Prompt »
Once the pictures are set aside, transcribe the remaining data exactly.

(Saved entries)

◇ ◇ ◇ ◇ ◇

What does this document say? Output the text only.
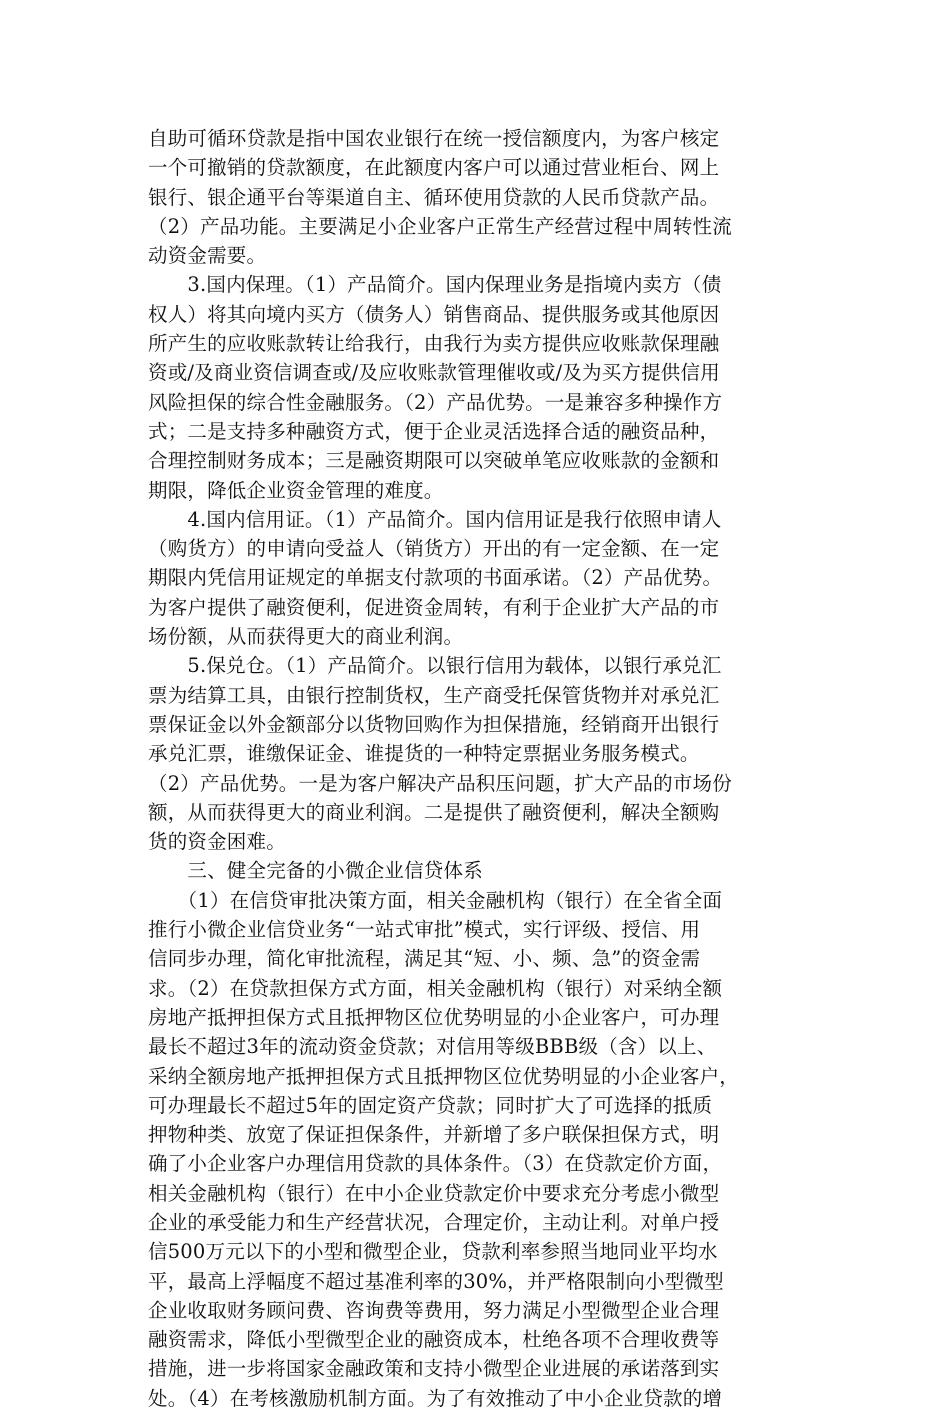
自助可循环贷款是指中国农业银行在统一授信额度内，为客户核定
一个可撤销的贷款额度，在此额度内客户可以通过营业柜台、网上
银行、银企通平台等渠道自主、循环使用贷款的人民币贷款产品。
（2）产品功能。主要满足小企业客户正常生产经营过程中周转性流
动资金需要。
　　3.国内保理。（1）产品简介。国内保理业务是指境内卖方（债
权人）将其向境内买方（债务人）销售商品、提供服务或其他原因
所产生的应收账款转让给我行，由我行为卖方提供应收账款保理融
资或/及商业资信调查或/及应收账款管理催收或/及为买方提供信用
风险担保的综合性金融服务。（2）产品优势。一是兼容多种操作方
式；二是支持多种融资方式，便于企业灵活选择合适的融资品种，
合理控制财务成本；三是融资期限可以突破单笔应收账款的金额和
期限，降低企业资金管理的难度。
　　4.国内信用证。（1）产品简介。国内信用证是我行依照申请人
（购货方）的申请向受益人（销货方）开出的有一定金额、在一定
期限内凭信用证规定的单据支付款项的书面承诺。（2）产品优势。
为客户提供了融资便利，促进资金周转，有利于企业扩大产品的市
场份额，从而获得更大的商业利润。
　　5.保兑仓。（1）产品简介。以银行信用为载体，以银行承兑汇
票为结算工具，由银行控制货权，生产商受托保管货物并对承兑汇
票保证金以外金额部分以货物回购作为担保措施，经销商开出银行
承兑汇票，谁缴保证金、谁提货的一种特定票据业务服务模式。
（2）产品优势。一是为客户解决产品积压问题，扩大产品的市场份
额，从而获得更大的商业利润。二是提供了融资便利，解决全额购
货的资金困难。
　　三、健全完备的小微企业信贷体系
　　（1）在信贷审批决策方面，相关金融机构（银行）在全省全面
推行小微企业信贷业务“一站式审批”模式，实行评级、授信、用
信同步办理，简化审批流程，满足其“短、小、频、急”的资金需
求。（2）在贷款担保方式方面，相关金融机构（银行）对采纳全额
房地产抵押担保方式且抵押物区位优势明显的小企业客户，可办理
最长不超过3年的流动资金贷款；对信用等级BBB级（含）以上、
采纳全额房地产抵押担保方式且抵押物区位优势明显的小企业客户，
可办理最长不超过5年的固定资产贷款；同时扩大了可选择的抵质
押物种类、放宽了保证担保条件，并新增了多户联保担保方式，明
确了小企业客户办理信用贷款的具体条件。（3）在贷款定价方面，
相关金融机构（银行）在中小企业贷款定价中要求充分考虑小微型
企业的承受能力和生产经营状况，合理定价，主动让利。对单户授
信500万元以下的小型和微型企业，贷款利率参照当地同业平均水
平，最高上浮幅度不超过基准利率的30%，并严格限制向小型微型
企业收取财务顾问费、咨询费等费用，努力满足小型微型企业合理
融资需求，降低小型微型企业的融资成本，杜绝各项不合理收费等
措施，进一步将国家金融政策和支持小微型企业进展的承诺落到实
处。（4）在考核激励机制方面。为了有效推动了中小企业贷款的增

◇ ◇ ◇ ◇ ◇

Full output »
What does this document say? Output the text only.
自助可循环贷款是指中国农业银行在统一授信额度内，为客户核定
一个可撤销的贷款额度，在此额度内客户可以通过营业柜台、网上
银行、银企通平台等渠道自主、循环使用贷款的人民币贷款产品。
（2）产品功能。主要满足小企业客户正常生产经营过程中周转性流
动资金需要。
　　3.国内保理。（1）产品简介。国内保理业务是指境内卖方（债
权人）将其向境内买方（债务人）销售商品、提供服务或其他原因
所产生的应收账款转让给我行，由我行为卖方提供应收账款保理融
资或/及商业资信调查或/及应收账款管理催收或/及为买方提供信用
风险担保的综合性金融服务。（2）产品优势。一是兼容多种操作方
式；二是支持多种融资方式，便于企业灵活选择合适的融资品种，
合理控制财务成本；三是融资期限可以突破单笔应收账款的金额和
期限，降低企业资金管理的难度。
　　4.国内信用证。（1）产品简介。国内信用证是我行依照申请人
（购货方）的申请向受益人（销货方）开出的有一定金额、在一定
期限内凭信用证规定的单据支付款项的书面承诺。（2）产品优势。
为客户提供了融资便利，促进资金周转，有利于企业扩大产品的市
场份额，从而获得更大的商业利润。
　　5.保兑仓。（1）产品简介。以银行信用为载体，以银行承兑汇
票为结算工具，由银行控制货权，生产商受托保管货物并对承兑汇
票保证金以外金额部分以货物回购作为担保措施，经销商开出银行
承兑汇票，谁缴保证金、谁提货的一种特定票据业务服务模式。
（2）产品优势。一是为客户解决产品积压问题，扩大产品的市场份
额，从而获得更大的商业利润。二是提供了融资便利，解决全额购
货的资金困难。
　　三、健全完备的小微企业信贷体系
　　（1）在信贷审批决策方面，相关金融机构（银行）在全省全面
推行小微企业信贷业务“一站式审批”模式，实行评级、授信、用
信同步办理，简化审批流程，满足其“短、小、频、急”的资金需
求。（2）在贷款担保方式方面，相关金融机构（银行）对采纳全额
房地产抵押担保方式且抵押物区位优势明显的小企业客户，可办理
最长不超过3年的流动资金贷款；对信用等级BBB级（含）以上、
采纳全额房地产抵押担保方式且抵押物区位优势明显的小企业客户，
可办理最长不超过5年的固定资产贷款；同时扩大了可选择的抵质
押物种类、放宽了保证担保条件，并新增了多户联保担保方式，明
确了小企业客户办理信用贷款的具体条件。（3）在贷款定价方面，
相关金融机构（银行）在中小企业贷款定价中要求充分考虑小微型
企业的承受能力和生产经营状况，合理定价，主动让利。对单户授
信500万元以下的小型和微型企业，贷款利率参照当地同业平均水
平，最高上浮幅度不超过基准利率的30%，并严格限制向小型微型
企业收取财务顾问费、咨询费等费用，努力满足小型微型企业合理
融资需求，降低小型微型企业的融资成本，杜绝各项不合理收费等
措施，进一步将国家金融政策和支持小微型企业进展的承诺落到实
处。（4）在考核激励机制方面。为了有效推动了中小企业贷款的增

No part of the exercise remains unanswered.